## TASK TO COMPLETE
For each line that holds "Правда", copy the line out.

## MATERIAL TO PROCESS
** BEGIN **

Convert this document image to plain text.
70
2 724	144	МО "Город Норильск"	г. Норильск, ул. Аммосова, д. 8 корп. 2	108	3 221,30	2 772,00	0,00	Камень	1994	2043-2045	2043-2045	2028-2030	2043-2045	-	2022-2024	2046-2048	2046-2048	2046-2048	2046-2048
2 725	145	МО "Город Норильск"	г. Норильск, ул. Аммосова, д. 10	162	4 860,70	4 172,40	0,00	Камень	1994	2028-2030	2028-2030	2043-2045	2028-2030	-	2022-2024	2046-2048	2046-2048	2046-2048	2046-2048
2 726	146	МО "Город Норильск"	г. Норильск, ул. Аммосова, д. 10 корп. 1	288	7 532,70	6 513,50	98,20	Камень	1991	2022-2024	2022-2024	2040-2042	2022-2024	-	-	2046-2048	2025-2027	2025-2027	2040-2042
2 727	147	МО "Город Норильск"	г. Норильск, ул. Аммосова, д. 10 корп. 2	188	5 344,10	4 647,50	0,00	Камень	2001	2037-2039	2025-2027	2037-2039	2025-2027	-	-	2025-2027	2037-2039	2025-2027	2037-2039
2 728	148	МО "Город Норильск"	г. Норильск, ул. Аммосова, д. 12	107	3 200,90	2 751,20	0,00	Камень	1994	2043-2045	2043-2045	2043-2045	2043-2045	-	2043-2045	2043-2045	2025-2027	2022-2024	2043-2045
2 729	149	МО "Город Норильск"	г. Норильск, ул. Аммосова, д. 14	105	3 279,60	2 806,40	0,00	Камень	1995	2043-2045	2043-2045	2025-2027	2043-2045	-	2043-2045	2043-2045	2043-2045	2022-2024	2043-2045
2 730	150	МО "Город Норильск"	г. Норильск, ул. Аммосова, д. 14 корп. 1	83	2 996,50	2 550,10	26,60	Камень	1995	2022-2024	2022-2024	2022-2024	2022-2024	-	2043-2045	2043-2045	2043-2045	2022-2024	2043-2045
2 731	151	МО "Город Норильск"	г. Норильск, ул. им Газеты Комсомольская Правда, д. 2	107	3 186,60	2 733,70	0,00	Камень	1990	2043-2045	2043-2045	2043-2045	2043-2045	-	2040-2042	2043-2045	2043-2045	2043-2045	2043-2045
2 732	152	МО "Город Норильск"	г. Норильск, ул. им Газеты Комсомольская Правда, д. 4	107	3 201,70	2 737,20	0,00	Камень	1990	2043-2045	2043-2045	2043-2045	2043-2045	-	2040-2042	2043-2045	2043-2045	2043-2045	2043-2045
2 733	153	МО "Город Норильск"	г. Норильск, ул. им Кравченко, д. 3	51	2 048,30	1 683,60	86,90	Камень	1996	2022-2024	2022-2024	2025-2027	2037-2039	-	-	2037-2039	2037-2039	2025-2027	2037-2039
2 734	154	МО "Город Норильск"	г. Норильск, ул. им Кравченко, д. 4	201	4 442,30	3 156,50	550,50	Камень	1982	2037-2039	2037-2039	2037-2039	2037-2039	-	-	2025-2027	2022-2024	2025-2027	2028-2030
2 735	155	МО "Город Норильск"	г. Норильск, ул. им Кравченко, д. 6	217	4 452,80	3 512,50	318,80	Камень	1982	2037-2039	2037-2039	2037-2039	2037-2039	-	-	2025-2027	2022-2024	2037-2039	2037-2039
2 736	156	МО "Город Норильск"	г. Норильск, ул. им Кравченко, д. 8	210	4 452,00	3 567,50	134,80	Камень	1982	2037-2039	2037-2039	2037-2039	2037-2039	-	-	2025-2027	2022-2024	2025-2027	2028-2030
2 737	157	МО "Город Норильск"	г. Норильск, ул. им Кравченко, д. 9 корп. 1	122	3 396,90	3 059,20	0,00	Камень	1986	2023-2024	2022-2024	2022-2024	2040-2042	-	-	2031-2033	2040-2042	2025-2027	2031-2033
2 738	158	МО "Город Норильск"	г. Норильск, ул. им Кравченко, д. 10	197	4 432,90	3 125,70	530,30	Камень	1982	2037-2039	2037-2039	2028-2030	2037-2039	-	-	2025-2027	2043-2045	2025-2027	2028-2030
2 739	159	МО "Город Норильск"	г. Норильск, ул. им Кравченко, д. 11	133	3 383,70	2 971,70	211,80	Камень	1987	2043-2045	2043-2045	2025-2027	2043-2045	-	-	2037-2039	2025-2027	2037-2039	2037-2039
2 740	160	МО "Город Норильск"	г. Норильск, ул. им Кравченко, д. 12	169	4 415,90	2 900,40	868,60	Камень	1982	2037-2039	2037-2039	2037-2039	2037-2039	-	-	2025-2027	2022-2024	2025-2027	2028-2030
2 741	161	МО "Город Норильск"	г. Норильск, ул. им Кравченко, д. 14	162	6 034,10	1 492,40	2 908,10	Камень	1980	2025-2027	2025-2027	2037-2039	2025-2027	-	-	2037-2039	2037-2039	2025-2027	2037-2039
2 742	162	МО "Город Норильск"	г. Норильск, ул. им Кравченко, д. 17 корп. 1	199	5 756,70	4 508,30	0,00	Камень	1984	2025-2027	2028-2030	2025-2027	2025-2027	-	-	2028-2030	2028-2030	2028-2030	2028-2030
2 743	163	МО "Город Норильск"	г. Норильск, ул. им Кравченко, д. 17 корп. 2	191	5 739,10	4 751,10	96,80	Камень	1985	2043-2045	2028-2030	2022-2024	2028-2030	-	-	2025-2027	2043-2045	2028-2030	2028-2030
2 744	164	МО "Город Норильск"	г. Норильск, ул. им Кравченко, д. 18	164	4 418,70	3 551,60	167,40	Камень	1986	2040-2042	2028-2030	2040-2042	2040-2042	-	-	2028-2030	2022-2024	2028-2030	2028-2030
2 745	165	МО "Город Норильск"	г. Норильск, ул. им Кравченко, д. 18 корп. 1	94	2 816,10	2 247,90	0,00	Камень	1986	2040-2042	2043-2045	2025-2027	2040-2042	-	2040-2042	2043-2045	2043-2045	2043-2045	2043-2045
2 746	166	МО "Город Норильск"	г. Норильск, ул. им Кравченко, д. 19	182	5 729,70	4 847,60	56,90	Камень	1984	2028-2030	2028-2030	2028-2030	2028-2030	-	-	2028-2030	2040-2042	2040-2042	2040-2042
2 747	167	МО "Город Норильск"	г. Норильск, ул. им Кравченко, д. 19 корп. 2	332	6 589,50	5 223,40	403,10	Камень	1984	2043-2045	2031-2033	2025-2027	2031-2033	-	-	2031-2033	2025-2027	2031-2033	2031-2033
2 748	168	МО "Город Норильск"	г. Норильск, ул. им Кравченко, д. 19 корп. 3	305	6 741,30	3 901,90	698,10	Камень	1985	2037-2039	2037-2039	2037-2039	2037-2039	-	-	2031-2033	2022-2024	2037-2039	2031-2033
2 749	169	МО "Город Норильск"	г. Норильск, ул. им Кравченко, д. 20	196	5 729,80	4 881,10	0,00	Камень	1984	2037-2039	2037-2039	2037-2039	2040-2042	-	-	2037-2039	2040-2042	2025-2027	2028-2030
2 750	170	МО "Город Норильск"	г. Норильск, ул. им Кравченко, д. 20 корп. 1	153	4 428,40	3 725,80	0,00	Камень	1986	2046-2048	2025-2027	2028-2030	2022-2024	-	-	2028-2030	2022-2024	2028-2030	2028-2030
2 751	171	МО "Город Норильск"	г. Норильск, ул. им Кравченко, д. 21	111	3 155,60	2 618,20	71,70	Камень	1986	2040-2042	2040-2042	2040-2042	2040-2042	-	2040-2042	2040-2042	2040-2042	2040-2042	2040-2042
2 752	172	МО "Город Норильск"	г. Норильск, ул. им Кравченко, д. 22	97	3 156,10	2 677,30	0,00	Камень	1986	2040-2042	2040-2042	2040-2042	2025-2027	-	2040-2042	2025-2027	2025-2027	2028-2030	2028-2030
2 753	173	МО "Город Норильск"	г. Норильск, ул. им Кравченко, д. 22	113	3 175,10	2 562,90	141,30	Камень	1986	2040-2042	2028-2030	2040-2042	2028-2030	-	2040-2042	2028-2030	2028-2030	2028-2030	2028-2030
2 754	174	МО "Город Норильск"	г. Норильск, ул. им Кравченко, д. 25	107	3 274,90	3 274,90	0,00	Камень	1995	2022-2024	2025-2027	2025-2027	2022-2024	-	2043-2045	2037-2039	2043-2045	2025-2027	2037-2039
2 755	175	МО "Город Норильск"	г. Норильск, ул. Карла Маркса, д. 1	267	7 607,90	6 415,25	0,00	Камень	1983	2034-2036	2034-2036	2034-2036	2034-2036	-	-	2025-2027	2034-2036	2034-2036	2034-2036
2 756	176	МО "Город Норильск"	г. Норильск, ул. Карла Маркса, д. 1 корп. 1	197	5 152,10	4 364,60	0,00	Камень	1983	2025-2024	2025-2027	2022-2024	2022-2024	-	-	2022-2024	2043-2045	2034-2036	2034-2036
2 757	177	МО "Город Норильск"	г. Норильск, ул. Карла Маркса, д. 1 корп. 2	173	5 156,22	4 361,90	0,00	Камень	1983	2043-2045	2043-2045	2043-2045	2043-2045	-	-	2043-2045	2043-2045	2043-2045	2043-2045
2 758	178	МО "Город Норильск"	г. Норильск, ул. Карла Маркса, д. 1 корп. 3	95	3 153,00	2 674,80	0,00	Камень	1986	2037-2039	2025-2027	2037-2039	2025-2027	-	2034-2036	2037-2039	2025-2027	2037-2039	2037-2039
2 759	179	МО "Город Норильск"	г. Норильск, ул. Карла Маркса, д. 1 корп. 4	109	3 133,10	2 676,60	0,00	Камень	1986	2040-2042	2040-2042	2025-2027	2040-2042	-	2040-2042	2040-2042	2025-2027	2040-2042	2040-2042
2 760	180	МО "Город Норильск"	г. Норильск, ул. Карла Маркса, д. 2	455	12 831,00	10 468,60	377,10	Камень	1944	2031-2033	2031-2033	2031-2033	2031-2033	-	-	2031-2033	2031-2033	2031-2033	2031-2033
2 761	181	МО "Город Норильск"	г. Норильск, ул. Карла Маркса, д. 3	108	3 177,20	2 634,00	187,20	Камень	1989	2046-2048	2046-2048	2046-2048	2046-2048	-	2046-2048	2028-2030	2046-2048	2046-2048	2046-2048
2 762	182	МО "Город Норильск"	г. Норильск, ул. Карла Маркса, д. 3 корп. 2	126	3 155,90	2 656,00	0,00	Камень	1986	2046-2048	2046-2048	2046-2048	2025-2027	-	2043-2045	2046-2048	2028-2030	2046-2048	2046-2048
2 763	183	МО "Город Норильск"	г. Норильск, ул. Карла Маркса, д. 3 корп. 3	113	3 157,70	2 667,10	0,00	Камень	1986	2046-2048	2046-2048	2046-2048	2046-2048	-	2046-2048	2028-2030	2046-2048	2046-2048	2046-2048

** END **

## RESPONSE
2 731	151	МО "Город Норильск"	г. Норильск, ул. им Газеты Комсомольская Правда, д. 2	107	3 186,60	2 733,70	0,00	Камень	1990	2043-2045	2043-2045	2043-2045	2043-2045	-	2040-2042	2043-2045	2043-2045	2043-2045	2043-2045
2 732	152	МО "Город Норильск"	г. Норильск, ул. им Газеты Комсомольская Правда, д. 4	107	3 201,70	2 737,20	0,00	Камень	1990	2043-2045	2043-2045	2043-2045	2043-2045	-	2040-2042	2043-2045	2043-2045	2043-2045	2043-2045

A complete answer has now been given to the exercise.